In ihrem neuen Koalitionsvertrag hat die Bundesregierung beschlossen, die Umgehung der Bezahlkarte für geflüchtete Menschen unter Strafe zu stellen. Doch wie und warum versucht die Initiative „Nein zur Bezahlkarte Leipzig“, die Bezahlkarte auszuhebeln? Ein Blick hinter die Kulissen.
EIne Beitrag von Lilli Sauer
„Somalia?“ Auf dem Gehweg sind ein Dutzend Menschen mit den unterschiedlichsten Schuhen. Die Stimme kommt von dem Mann in den dunkelblauen Sneakern. „Nein. Ich bin aus Venezuela“, antwortet die Frau neben ihm. In ihren dunkelbraunen, schulterlangen Haaren trägt sie Kopfhörer, die schräg über den Ohren sitzen. So kann sie trotzdem etwas hören. Ihr Name ist Fabiola, weitere Namen möchte sie nicht nennen. Die 31-Jährige steht in einer Menschenmenge an einem Eingang eines Eckladens. Wenn niemand spricht, ist es für einen Montagmorgen sehr still. Die Straße, in der sie mit ihrem kleinen rollbaren Einkaufskorb in der Sonne auf dem Gehweg steht, befindet sich in Borna, 30 km südlich von Leipzig in Sachsen.

________________________

Schriftliche Aufgabe A:
Nennen Sie alle geografischen Namen (Länder, Städte, Bundesländer), die im Bericht über die Bezahlkarte vorkommen, jeweils nur einmal.
Schriftliche Aufgabe B:
Setzen Sie den Bericht über die Bezahlkarte im Anschluss an seinen letzten Satz fort.

Bereitgestellte Daten:
________________________

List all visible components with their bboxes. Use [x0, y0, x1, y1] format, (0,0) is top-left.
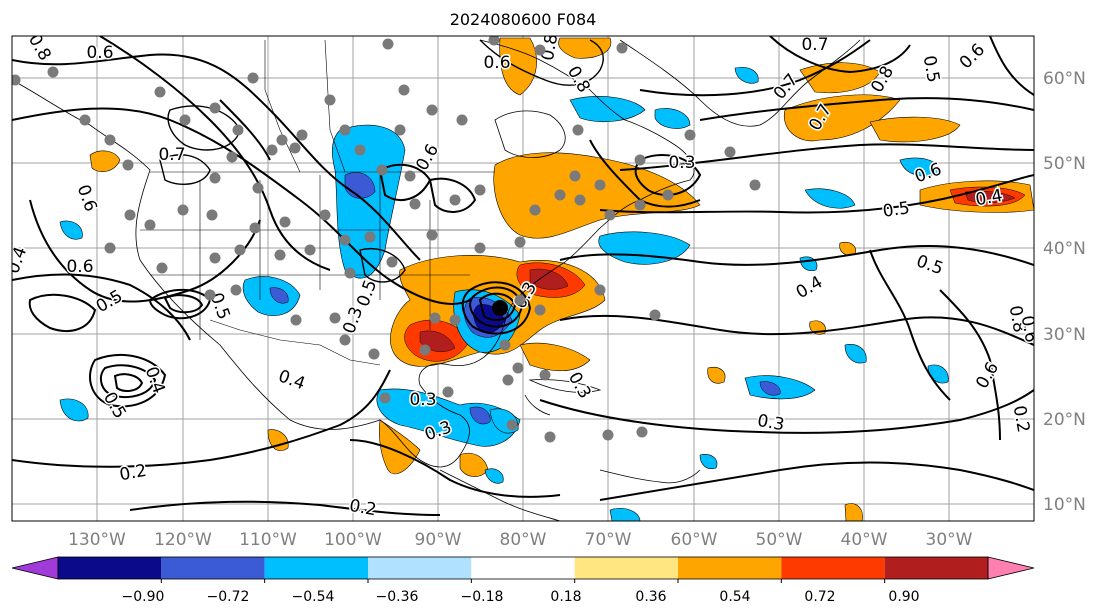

________________________

Schriftliche Antwort A:
Leipzig, Somalia, Venezuela, Borna, Sachsen

Schriftliche Antwort B:
Eine Gruppe von Menschen läuft durch die Schlange in den Laden und schließt die Tür hinter sich. Sie bauen auf dem Tisch in dem Raum kleine Mappen gefüllt mit Geld und eine Kiste mit Einkaufsgutscheinen auf. Eine Frau geht zur Tür. „Kommt rein“, ruft sie nach draußen. Die wartenden Menschen drängen in den Laden. Es dauert nur kurz, bis sich die Menge in eine Schlange vor dem Tisch geformt hat, an dem vier Personen sitzen. Fabiola ist dran. „Hast du einen Code?“ fragt sie ein Mann der an dem Tisch sitzt.
Einkaufgutscheine gegen Bargeld tauschen

Der Mann heißt Constantin Höhendinger und ist wie die anderen am Tisch Teil der Initiative „Konten statt Karten Leipzig“. Nachdem Fabiola ihm zwei Einkaufsgutscheine, den passenden Einkaufszettel und einen Code gegeben hat, reicht Constantin ihr einen Hundert-Euro-Schein. Auf dem Tisch liegen Flyer in verschiedenen Sprachen, mit Bildern die erklären: Wenn du eine Bezahlkarte hast und mehr Bargeld benötigst, schreibe eine Nachricht über dein Handy an die Initiative. Dann vereinbaren sie mit dir einen Termin, an dem du Einkaufsgutscheine für bestimmte Supermärkte gegen Bargeld tauschen kannst. Die Gutscheine kaufst du vorher mit deiner Bezahlkarte.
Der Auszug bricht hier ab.